[Annotated element listings]
:::::
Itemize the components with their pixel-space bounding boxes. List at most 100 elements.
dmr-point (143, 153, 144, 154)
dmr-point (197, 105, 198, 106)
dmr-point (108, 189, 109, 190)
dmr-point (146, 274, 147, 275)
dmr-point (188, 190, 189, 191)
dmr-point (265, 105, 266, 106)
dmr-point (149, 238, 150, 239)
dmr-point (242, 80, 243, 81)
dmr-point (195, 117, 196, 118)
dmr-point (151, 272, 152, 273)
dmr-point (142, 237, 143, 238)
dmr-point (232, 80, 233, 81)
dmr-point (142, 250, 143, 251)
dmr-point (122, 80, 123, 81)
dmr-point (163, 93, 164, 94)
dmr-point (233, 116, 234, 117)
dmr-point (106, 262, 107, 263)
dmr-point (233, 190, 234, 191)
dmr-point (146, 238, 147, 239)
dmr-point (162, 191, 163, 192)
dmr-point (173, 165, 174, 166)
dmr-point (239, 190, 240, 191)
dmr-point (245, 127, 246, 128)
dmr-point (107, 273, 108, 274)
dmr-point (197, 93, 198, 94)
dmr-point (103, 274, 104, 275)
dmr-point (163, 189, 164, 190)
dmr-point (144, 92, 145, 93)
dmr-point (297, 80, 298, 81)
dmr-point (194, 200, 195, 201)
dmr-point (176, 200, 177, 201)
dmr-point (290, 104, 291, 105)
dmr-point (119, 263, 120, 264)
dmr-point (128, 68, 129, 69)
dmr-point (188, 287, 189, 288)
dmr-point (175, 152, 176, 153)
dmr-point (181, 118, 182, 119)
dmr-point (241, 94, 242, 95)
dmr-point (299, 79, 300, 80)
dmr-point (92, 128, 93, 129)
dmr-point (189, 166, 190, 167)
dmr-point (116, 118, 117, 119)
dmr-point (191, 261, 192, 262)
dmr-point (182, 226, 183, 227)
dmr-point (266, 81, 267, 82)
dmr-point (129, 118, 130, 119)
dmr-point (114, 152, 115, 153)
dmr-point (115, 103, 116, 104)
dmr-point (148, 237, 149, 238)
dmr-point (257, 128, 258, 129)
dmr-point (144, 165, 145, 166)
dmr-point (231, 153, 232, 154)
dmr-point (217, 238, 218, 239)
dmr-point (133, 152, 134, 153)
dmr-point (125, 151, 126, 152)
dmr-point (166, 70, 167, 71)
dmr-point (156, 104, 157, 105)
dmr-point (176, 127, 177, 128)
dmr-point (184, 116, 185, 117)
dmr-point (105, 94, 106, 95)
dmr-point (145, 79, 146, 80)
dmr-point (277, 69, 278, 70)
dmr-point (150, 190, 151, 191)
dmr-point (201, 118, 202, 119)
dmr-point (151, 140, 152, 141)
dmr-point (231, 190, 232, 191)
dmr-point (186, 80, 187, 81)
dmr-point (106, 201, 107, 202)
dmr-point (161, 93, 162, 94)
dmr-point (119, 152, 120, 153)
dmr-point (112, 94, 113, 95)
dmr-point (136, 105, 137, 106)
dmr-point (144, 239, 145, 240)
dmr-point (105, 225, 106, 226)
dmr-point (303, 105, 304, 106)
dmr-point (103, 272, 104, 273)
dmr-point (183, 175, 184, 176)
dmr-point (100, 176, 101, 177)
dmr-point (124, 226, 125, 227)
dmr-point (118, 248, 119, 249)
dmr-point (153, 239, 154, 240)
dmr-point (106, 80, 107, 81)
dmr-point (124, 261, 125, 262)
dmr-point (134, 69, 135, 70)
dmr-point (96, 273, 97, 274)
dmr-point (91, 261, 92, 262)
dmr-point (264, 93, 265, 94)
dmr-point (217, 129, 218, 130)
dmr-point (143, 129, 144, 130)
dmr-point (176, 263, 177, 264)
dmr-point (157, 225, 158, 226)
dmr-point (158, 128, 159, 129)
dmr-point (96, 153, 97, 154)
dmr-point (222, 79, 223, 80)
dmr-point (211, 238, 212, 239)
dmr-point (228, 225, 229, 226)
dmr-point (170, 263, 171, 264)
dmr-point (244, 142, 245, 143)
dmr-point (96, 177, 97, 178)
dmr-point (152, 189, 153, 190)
:::::
- **Goal**:
Identify each line in the items above that contains the word "with", and copy those lines out in full.

- **Written answer**:
Itemize the components with their pixel-space bounding boxes. List at most 100 elements.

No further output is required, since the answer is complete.